**ROWS:**
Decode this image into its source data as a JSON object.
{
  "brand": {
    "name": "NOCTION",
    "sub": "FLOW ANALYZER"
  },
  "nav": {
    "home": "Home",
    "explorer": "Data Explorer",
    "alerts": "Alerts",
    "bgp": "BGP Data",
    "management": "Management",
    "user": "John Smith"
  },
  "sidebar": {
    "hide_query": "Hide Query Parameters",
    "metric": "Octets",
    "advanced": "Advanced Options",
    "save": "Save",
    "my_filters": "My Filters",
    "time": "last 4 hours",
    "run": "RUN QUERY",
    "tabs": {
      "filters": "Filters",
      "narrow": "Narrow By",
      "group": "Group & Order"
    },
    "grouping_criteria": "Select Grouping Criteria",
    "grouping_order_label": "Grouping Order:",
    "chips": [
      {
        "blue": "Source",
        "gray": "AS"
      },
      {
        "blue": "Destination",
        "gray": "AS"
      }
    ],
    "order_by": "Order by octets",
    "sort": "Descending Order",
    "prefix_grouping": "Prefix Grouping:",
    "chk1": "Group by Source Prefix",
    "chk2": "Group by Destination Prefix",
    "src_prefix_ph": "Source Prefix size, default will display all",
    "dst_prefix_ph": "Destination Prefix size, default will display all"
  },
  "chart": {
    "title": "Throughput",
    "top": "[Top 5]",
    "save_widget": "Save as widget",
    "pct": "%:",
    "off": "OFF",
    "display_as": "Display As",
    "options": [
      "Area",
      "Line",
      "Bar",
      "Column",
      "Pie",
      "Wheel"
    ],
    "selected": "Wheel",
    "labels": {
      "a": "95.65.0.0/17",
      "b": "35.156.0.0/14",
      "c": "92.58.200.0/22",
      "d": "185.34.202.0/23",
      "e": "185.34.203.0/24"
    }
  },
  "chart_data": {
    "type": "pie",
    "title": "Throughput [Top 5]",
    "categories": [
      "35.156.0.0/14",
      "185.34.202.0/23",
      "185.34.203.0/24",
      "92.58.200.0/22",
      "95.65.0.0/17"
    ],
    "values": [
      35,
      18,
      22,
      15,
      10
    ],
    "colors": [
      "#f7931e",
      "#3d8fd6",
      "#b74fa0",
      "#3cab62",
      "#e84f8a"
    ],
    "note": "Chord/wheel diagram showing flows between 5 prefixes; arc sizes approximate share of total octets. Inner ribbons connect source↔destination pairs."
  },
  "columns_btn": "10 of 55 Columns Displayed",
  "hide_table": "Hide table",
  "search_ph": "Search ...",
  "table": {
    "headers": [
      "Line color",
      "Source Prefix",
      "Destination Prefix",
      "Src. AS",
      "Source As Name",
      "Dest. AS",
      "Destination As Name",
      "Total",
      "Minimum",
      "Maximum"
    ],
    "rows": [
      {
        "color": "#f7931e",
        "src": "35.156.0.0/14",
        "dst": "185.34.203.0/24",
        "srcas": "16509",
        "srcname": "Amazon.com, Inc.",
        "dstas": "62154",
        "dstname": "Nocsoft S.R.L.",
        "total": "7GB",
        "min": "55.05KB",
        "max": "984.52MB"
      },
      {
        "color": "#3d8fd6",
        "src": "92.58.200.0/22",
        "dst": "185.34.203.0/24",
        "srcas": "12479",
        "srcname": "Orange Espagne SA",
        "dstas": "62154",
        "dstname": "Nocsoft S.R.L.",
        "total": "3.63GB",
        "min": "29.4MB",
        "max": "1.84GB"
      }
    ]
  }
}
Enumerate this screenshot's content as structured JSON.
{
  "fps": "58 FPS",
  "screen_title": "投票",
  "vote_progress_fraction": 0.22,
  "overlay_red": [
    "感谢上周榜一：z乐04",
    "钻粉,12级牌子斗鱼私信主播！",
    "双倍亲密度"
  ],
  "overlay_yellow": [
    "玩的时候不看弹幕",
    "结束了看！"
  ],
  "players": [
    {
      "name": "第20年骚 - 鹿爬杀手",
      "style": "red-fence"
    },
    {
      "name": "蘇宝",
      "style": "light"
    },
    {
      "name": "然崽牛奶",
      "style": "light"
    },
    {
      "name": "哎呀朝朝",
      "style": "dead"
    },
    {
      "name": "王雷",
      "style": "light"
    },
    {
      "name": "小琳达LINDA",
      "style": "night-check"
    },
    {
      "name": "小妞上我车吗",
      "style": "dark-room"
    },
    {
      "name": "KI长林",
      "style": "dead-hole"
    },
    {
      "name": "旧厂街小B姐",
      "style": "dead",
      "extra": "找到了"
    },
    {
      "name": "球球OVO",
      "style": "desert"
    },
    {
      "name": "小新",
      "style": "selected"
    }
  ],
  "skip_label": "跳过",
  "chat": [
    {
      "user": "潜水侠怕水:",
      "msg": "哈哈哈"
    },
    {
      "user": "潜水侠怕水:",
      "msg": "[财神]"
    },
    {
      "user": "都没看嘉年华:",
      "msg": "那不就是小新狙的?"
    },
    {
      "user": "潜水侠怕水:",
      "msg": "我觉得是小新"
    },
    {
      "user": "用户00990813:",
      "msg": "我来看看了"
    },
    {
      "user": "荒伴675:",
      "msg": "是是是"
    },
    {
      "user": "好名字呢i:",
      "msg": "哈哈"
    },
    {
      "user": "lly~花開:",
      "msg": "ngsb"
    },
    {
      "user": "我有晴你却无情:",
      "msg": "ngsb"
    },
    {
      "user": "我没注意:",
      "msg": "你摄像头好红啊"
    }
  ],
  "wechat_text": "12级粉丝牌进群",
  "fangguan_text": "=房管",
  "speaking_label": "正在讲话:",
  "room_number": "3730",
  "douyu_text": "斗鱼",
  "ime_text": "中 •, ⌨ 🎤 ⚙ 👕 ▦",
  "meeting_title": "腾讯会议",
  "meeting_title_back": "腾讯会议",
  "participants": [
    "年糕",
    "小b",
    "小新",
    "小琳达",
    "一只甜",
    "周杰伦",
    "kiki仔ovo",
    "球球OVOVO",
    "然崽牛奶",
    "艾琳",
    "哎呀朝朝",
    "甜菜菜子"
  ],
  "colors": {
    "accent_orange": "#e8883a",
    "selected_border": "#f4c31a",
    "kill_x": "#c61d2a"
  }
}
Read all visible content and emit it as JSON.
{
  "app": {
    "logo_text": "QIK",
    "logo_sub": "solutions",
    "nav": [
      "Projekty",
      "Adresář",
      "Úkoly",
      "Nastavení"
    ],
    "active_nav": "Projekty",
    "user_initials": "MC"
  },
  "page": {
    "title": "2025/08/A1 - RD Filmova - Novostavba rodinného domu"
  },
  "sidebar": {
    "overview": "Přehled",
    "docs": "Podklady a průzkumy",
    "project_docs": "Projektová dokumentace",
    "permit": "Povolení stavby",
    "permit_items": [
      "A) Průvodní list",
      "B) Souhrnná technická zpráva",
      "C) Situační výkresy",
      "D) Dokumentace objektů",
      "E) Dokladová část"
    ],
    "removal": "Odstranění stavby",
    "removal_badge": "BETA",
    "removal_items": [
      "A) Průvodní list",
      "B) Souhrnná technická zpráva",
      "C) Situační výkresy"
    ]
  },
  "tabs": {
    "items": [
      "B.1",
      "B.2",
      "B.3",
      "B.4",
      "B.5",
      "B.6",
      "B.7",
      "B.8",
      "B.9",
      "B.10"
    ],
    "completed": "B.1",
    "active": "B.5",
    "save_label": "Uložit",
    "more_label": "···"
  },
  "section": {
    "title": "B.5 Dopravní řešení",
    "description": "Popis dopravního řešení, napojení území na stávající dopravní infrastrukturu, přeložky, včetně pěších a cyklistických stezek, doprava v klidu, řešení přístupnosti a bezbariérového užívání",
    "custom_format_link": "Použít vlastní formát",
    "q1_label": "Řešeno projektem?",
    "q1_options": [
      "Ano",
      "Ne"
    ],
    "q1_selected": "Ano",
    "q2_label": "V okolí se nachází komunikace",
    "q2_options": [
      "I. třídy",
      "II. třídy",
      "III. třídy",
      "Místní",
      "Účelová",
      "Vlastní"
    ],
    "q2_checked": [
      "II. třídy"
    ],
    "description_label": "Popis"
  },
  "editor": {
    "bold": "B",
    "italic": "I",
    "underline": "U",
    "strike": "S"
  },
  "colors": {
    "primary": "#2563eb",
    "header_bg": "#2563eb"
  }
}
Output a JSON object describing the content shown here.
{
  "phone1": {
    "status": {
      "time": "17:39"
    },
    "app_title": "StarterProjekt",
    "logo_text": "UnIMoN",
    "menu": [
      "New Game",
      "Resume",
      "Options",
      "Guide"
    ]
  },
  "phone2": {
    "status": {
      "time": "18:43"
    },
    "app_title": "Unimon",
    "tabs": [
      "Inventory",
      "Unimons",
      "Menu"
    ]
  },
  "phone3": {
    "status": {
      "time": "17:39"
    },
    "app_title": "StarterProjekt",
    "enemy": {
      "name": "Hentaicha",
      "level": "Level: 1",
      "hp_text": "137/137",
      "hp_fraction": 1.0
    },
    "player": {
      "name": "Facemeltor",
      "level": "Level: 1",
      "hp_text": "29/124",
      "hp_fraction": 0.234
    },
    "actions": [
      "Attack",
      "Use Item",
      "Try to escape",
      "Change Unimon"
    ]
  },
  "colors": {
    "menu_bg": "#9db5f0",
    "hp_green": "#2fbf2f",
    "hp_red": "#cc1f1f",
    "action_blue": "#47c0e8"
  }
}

**EXERCISE AIM:** Pick out all the lines with the word "stavby" in them and copy them.

**RESULT OF THE TASK:**
    "permit": "Povolení stavby",
    "removal": "Odstranění stavby",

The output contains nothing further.